• Data provided:
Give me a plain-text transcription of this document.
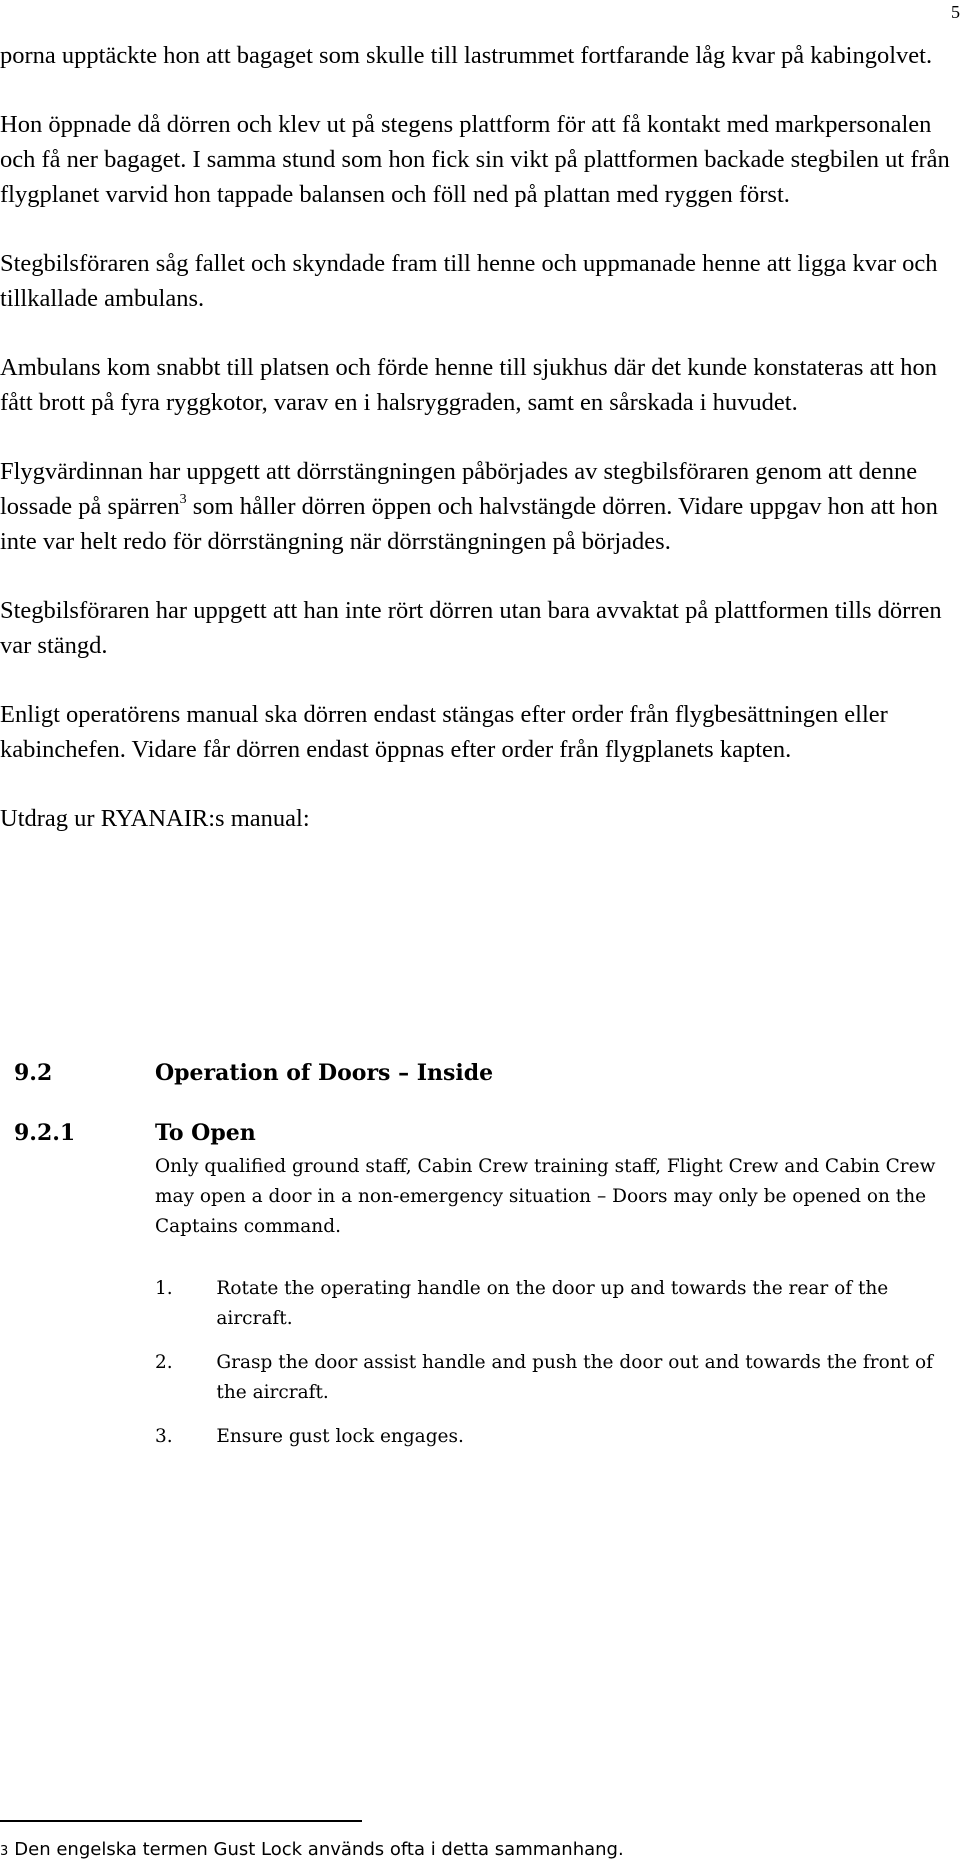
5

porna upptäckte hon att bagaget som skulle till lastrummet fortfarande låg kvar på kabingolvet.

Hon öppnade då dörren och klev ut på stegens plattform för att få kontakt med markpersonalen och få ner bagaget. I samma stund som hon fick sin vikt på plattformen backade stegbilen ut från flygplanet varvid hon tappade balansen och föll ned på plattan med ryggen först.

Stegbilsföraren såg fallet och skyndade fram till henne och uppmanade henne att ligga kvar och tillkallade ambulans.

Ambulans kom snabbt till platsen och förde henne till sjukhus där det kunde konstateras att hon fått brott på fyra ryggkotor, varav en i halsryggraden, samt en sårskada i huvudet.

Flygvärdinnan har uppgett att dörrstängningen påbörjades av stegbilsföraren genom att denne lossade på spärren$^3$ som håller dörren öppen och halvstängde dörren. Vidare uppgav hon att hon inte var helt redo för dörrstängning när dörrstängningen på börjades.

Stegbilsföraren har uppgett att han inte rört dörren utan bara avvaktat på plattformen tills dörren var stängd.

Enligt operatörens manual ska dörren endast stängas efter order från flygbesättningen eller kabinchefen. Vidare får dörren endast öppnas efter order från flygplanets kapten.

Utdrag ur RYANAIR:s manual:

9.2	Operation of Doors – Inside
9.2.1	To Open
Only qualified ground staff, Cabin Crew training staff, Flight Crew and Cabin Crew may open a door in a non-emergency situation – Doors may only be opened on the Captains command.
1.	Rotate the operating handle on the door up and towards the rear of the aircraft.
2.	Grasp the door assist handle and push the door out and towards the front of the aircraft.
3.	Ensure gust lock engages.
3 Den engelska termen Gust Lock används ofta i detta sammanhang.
* * *
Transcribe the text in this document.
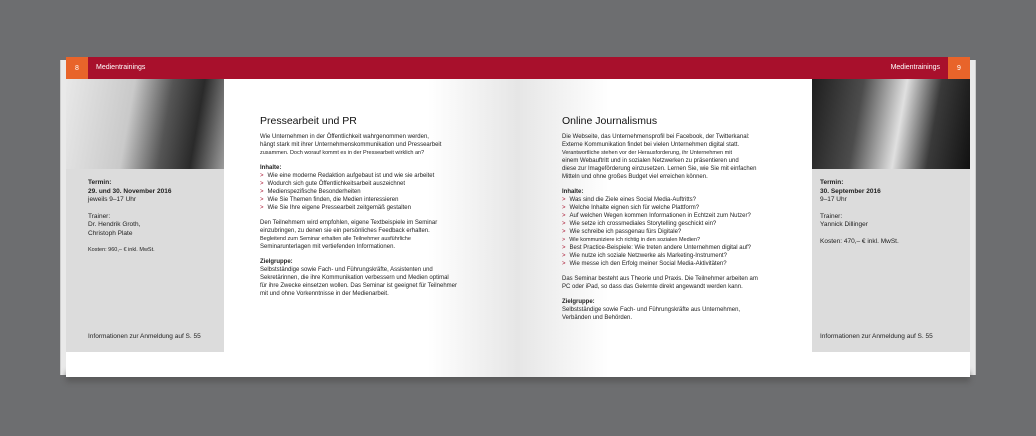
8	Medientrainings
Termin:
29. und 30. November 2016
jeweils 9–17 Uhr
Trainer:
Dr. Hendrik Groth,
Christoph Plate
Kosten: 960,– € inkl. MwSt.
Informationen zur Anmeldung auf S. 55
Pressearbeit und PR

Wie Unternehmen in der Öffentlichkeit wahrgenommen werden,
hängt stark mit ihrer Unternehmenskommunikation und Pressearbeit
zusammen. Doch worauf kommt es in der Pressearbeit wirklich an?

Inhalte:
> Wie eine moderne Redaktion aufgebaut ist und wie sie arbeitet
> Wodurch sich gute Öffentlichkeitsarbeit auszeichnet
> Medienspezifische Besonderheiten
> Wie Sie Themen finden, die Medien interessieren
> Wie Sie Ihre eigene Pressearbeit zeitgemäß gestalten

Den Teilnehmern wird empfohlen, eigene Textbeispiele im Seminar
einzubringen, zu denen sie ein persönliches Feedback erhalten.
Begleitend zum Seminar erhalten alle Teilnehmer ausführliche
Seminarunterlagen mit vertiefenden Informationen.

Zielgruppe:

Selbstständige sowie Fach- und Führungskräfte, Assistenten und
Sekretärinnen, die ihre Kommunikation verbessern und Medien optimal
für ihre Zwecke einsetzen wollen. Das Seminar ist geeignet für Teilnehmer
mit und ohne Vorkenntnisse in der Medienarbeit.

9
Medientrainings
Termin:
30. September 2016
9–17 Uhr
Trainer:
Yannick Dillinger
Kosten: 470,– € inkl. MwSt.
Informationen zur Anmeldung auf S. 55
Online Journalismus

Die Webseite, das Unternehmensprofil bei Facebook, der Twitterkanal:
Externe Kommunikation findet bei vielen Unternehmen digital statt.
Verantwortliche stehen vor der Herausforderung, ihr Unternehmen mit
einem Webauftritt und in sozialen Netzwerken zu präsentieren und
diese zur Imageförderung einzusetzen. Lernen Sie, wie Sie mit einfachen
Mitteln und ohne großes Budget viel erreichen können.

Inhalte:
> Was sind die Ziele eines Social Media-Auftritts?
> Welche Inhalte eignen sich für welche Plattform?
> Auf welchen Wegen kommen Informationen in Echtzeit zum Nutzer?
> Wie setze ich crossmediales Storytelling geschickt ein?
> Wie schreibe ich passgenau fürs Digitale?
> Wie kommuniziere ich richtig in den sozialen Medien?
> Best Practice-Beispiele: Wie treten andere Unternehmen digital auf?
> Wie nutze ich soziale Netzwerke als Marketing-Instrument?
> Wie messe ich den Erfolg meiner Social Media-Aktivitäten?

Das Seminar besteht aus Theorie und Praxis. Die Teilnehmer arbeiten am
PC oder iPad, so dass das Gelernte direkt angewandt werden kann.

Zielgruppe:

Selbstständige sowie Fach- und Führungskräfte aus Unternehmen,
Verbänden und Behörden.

• Activity: Which lines in the listing have the string "plattformen"? Pick them out and copy them.

• Response to the exercise:
Hon öppnade då dörren och klev ut på stegens plattform för att få kontakt med markpersonalen och få ner bagaget. I samma stund som hon fick sin vikt på plattformen backade stegbilen ut från flygplanet varvid hon tappade balansen och föll ned på plattan med ryggen först.
Stegbilsföraren har uppgett att han inte rört dörren utan bara avvaktat på plattformen tills dörren var stängd.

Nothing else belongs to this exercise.